• Your task: Copy out everything from the start of the listing below down to the line containing "colorbar-label: 82.2 xyxy=(622,506,642,517)", with both ends included and every line reproduced exactly.

• Record extracts:
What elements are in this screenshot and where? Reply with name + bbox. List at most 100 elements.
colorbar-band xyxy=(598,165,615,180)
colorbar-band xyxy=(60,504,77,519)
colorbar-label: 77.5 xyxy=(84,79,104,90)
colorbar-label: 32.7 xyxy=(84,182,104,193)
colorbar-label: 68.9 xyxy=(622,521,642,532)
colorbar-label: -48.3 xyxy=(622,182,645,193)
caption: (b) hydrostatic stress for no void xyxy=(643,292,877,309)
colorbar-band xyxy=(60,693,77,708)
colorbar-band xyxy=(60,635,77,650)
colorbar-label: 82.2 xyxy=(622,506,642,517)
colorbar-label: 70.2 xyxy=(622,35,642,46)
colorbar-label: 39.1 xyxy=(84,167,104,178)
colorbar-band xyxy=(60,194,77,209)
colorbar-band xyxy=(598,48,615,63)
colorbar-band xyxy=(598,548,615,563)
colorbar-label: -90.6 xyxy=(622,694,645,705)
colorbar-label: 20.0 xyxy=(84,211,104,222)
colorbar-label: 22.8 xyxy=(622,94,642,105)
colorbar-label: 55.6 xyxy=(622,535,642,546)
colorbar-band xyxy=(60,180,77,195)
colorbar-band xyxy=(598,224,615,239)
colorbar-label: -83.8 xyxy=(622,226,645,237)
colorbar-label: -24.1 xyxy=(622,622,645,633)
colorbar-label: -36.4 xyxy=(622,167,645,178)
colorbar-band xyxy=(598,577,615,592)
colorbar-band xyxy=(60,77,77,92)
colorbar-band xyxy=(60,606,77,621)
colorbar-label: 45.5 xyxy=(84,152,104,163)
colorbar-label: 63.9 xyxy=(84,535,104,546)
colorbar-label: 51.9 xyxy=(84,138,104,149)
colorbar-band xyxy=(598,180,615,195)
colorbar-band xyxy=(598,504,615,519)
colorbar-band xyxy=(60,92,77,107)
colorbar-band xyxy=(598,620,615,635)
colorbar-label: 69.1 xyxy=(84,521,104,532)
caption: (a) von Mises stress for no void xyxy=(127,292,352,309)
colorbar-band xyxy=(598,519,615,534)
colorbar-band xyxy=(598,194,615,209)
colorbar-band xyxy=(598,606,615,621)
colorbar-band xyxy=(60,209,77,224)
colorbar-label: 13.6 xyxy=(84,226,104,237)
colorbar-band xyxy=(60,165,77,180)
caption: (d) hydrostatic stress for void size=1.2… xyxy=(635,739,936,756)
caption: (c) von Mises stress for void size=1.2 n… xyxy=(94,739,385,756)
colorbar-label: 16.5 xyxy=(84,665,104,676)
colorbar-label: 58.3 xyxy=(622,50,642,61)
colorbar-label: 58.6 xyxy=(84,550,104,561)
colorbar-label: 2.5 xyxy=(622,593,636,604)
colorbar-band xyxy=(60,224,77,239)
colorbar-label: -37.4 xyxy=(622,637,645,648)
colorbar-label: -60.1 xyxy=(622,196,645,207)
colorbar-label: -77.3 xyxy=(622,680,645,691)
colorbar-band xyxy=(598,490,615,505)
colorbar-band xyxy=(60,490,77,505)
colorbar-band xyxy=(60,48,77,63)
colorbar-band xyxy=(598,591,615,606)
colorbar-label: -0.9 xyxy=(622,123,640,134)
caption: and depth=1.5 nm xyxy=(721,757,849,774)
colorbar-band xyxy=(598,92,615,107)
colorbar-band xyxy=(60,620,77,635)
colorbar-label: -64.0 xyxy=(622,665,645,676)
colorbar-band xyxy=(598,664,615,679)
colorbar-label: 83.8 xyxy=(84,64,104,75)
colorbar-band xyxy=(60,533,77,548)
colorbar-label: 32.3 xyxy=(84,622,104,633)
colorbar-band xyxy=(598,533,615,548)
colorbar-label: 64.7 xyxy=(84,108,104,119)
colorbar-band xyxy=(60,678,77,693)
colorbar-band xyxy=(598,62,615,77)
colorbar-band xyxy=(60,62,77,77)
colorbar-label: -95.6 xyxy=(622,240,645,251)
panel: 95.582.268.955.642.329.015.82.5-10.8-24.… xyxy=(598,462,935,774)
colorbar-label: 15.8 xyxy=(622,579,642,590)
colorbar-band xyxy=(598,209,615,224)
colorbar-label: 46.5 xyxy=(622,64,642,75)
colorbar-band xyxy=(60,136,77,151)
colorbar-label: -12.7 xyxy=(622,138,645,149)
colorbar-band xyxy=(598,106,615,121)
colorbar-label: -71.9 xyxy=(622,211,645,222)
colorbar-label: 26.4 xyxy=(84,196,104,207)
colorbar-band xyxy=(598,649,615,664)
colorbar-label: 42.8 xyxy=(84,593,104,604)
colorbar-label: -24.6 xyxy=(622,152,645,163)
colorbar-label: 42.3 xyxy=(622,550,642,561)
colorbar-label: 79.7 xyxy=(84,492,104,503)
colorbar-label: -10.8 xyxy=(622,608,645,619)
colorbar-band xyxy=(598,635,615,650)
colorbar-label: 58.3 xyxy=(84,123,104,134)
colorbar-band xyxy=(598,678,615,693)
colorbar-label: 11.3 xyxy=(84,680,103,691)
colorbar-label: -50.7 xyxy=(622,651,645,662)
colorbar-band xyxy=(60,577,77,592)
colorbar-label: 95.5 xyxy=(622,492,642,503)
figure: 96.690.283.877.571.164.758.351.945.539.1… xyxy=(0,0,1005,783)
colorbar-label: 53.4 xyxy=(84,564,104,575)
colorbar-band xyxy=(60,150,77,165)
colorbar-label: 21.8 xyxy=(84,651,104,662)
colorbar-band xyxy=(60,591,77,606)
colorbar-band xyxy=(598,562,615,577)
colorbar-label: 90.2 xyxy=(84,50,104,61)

• Solution to the exercise:
What elements are in this screenshot and where? Reply with name + bbox. List at most 100 elements.
colorbar-band xyxy=(598,165,615,180)
colorbar-band xyxy=(60,504,77,519)
colorbar-label: 77.5 xyxy=(84,79,104,90)
colorbar-label: 32.7 xyxy=(84,182,104,193)
colorbar-label: 68.9 xyxy=(622,521,642,532)
colorbar-label: -48.3 xyxy=(622,182,645,193)
caption: (b) hydrostatic stress for no void xyxy=(643,292,877,309)
colorbar-band xyxy=(60,693,77,708)
colorbar-band xyxy=(60,635,77,650)
colorbar-label: 82.2 xyxy=(622,506,642,517)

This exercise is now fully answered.